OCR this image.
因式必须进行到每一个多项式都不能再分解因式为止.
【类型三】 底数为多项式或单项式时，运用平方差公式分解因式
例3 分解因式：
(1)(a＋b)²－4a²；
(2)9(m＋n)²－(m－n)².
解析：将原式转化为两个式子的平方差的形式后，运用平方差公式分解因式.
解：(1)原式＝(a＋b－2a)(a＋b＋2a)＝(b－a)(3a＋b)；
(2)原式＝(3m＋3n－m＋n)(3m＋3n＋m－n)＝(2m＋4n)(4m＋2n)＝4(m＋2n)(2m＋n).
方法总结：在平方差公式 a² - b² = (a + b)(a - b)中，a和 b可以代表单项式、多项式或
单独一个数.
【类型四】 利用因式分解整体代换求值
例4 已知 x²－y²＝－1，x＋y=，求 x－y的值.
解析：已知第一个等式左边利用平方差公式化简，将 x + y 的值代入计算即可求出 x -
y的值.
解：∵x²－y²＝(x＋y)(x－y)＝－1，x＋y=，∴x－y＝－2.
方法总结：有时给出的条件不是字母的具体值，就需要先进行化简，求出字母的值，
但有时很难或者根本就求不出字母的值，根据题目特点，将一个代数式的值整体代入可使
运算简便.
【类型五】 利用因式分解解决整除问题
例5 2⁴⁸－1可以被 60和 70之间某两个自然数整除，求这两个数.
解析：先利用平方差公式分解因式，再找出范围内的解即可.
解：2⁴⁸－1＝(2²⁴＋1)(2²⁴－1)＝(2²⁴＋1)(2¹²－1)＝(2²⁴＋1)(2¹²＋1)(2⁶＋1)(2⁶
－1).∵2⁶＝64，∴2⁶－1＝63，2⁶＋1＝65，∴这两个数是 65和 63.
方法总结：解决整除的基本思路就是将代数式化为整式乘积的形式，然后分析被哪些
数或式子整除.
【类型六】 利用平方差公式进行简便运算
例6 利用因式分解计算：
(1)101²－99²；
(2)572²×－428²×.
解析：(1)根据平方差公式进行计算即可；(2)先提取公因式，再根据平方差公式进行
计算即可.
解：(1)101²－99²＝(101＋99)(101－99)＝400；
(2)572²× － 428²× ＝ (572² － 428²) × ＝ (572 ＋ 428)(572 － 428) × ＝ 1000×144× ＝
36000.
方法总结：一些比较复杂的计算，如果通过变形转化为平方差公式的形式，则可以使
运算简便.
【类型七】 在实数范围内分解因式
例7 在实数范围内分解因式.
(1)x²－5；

Given exercise: Check each line of the data above for the string "方法总结" and report only how many lines have it.

Task response: 4